• TASK PROMPT: Retype the material word for word.

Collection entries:
---
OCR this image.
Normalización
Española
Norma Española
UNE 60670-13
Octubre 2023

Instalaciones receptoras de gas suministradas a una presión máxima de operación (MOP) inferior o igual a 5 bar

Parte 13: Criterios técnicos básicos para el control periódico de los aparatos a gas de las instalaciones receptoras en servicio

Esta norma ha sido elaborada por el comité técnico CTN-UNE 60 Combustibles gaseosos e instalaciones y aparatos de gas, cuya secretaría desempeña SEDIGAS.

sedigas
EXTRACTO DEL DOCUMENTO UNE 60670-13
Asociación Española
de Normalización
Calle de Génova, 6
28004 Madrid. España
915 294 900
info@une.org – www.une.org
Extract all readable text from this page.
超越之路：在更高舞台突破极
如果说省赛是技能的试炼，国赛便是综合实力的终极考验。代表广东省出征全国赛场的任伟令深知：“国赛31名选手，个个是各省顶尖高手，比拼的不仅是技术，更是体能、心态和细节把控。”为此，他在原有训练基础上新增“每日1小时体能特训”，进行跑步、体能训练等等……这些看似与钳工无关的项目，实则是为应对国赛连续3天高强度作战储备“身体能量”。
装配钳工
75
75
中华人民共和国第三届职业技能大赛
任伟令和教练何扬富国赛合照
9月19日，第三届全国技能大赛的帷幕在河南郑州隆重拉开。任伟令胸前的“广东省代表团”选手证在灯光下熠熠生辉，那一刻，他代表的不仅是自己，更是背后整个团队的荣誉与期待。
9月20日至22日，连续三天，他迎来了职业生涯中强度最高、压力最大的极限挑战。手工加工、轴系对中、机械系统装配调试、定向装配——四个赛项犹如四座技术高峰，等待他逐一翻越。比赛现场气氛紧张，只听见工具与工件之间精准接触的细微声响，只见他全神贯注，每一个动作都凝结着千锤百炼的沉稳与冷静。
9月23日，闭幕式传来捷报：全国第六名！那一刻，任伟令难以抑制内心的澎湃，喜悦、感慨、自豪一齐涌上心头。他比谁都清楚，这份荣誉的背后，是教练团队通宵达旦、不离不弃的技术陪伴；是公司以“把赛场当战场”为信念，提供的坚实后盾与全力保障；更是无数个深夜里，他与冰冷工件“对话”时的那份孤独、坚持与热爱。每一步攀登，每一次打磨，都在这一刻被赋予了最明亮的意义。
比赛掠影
---
• ANSWER:
OCR this image.
Normalización
Española
Norma Española
UNE 60670-13
Octubre 2023

Instalaciones receptoras de gas suministradas a una presión máxima de operación (MOP) inferior o igual a 5 bar

Parte 13: Criterios técnicos básicos para el control periódico de los aparatos a gas de las instalaciones receptoras en servicio

Esta norma ha sido elaborada por el comité técnico CTN-UNE 60 Combustibles gaseosos e instalaciones y aparatos de gas, cuya secretaría desempeña SEDIGAS.

sedigas
EXTRACTO DEL DOCUMENTO UNE 60670-13
Asociación Española
de Normalización
Calle de Génova, 6
28004 Madrid. España
915 294 900
info@une.org – www.une.org
Extract all readable text from this page.
超越之路：在更高舞台突破极
如果说省赛是技能的试炼，国赛便是综合实力的终极考验。代表广东省出征全国赛场的任伟令深知：“国赛31名选手，个个是各省顶尖高手，比拼的不仅是技术，更是体能、心态和细节把控。”为此，他在原有训练基础上新增“每日1小时体能特训”，进行跑步、体能训练等等……这些看似与钳工无关的项目，实则是为应对国赛连续3天高强度作战储备“身体能量”。
装配钳工
75
75
中华人民共和国第三届职业技能大赛
任伟令和教练何扬富国赛合照
9月19日，第三届全国技能大赛的帷幕在河南郑州隆重拉开。任伟令胸前的“广东省代表团”选手证在灯光下熠熠生辉，那一刻，他代表的不仅是自己，更是背后整个团队的荣誉与期待。
9月20日至22日，连续三天，他迎来了职业生涯中强度最高、压力最大的极限挑战。手工加工、轴系对中、机械系统装配调试、定向装配——四个赛项犹如四座技术高峰，等待他逐一翻越。比赛现场气氛紧张，只听见工具与工件之间精准接触的细微声响，只见他全神贯注，每一个动作都凝结着千锤百炼的沉稳与冷静。
9月23日，闭幕式传来捷报：全国第六名！那一刻，任伟令难以抑制内心的澎湃，喜悦、感慨、自豪一齐涌上心头。他比谁都清楚，这份荣誉的背后，是教练团队通宵达旦、不离不弃的技术陪伴；是公司以“把赛场当战场”为信念，提供的坚实后盾与全力保障；更是无数个深夜里，他与冰冷工件“对话”时的那份孤独、坚持与热爱。每一步攀登，每一次打磨，都在这一刻被赋予了最明亮的意义。
比赛掠影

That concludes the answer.